Tareas requeridas
a) Reproduce sin cambios el fragmento del texto sobre el escándalo de la Contraloría que comienza con "Con el defensor" y sigue hasta "en la materia.".
b) Señala si cada afirmación concuerda con el texto sobre el escándalo de la Contraloría. Responde sí o no y cita las palabras del texto que lo deciden. (i) El CPCCS tiene las condiciones técnicas para asumir la selección del contralor. (ii) El texto afirma que hay leyes en exceso. (iii) El texto compara la forma en que Alianza PAIS concibió el ejercicio del poder con lo que ocurría en Venezuela y Nicaragua.

━━ Texto seleccionado ━━

Master en Desarrollo Local. Director de la Fundación Donum, Cuenca. Exdirigente de Alfaro Vive Carajo.
El escándalo de la Contraloría coloca al país frente a un grave dilema: cómo recuperar la institucionalidad. Incluso menos: cómo restaurar un organismo que cumple una función elemental. El desafío es inmenso, porque a la debacle se suma un diseño constitucional aberrante. El Consejo de Participación Ciudadana y Control Social (CPCCS) no tiene condiciones técnicas, políticas ni éticas para asumir esa responsabilidad. La selección de un contralor definitivo puede convertirse en un capítulo más de la larga secuela de corrupción institucional que nos heredó el correato.
Con el defensor del pueblo puede ocurrir algo similar. Las normas no establecen con claridad cómo manejar el berenjenal armado por las dos sucesoras del funcionario encarcelado.
Una parte considerable del debate público, a propósito del enredo en estos dos organismos, se centra en los límites legales que supuestamente padecen. La consecuencia lógica de esta reflexión sería la elaboración de innumerables leyes y reglamentos que resolverán ambos entuertos, con lo cual, en la práctica, solo contribuiremos a incrementar la telaraña jurídica que tiene sofocado a este pobre país. Leyes hay en exceso, como desde hace años repiten juristas y expertos en la materia.
La base del problema está en la forma cómo Alianza PAIS concibió el ejercicio del poder, muy a imagen y semejanza de lo que ocurría en Venezuela y Nicaragua. La vieja arbitrariedad de los grupos oligárquicos fue forrada con una retórica constitucional que cambió las apariencias, pero no el condumio.

━━━
━━ Registros proporcionados ━━

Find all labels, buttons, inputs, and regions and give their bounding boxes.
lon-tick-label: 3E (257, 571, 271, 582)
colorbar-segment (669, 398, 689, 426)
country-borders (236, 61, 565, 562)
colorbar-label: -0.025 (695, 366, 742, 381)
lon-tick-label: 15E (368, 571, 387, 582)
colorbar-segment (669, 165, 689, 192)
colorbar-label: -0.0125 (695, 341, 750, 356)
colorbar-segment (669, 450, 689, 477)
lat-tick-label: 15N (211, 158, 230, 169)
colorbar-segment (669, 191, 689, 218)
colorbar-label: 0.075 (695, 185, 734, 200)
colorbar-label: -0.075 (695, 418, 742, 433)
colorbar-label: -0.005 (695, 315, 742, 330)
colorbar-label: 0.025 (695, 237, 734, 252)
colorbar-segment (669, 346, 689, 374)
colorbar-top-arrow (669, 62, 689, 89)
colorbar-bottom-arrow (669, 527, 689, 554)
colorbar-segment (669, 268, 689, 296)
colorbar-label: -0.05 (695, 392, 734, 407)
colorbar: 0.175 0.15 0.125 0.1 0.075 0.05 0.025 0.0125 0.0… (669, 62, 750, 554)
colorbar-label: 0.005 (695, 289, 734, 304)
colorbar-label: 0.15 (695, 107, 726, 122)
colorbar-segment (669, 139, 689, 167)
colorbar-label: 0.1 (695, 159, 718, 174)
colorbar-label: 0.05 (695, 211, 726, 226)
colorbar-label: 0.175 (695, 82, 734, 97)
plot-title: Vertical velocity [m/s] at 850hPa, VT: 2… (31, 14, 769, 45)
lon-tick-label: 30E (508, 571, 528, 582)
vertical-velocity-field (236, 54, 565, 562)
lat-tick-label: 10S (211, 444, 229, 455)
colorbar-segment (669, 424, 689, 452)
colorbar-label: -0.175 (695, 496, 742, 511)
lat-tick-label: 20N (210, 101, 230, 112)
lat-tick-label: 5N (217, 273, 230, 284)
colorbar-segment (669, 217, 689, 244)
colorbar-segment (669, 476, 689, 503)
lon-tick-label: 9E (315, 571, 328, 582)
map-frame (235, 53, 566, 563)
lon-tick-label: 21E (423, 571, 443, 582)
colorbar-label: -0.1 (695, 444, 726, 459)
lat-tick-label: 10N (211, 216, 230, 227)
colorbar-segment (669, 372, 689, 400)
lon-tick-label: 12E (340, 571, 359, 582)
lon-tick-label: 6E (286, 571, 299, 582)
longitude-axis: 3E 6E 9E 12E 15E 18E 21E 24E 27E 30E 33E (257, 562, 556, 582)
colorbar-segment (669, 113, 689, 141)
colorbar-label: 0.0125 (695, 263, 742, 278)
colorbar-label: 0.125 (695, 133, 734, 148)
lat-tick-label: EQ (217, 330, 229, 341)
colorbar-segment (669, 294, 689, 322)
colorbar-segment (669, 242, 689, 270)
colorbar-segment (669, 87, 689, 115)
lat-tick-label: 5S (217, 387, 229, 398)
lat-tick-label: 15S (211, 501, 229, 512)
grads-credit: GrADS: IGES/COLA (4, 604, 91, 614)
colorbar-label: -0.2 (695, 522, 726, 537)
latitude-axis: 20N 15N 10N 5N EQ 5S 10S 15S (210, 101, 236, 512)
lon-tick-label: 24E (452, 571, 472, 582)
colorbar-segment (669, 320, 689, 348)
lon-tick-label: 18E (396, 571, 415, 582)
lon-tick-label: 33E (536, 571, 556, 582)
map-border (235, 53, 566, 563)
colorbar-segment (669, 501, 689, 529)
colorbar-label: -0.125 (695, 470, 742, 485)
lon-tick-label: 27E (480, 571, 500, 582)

━━━

Respuestas
a)
Con el defensor del pueblo puede ocurrir algo similar. Las normas no establecen con claridad cómo manejar el berenjenal armado por las dos sucesoras del funcionario encarcelado.
Una parte considerable del debate público, a propósito del enredo en estos dos organismos, se centra en los límites legales que supuestamente padecen. La consecuencia lógica de esta reflexión sería la elaboración de innumerables leyes y reglamentos que resolverán ambos entuertos, con lo cual, en la práctica, solo contribuiremos a incrementar la telaraña jurídica que tiene sofocado a este pobre país. Leyes hay en exceso, como desde hace años repiten juristas y expertos en la materia.

b)
(i) No: "no tiene condiciones técnicas, políticas ni éticas para asumir esa responsabilidad".
(ii) Sí: "Leyes hay en exceso".
(iii) Sí: "muy a imagen y semejanza de lo que ocurría en Venezuela y Nicaragua".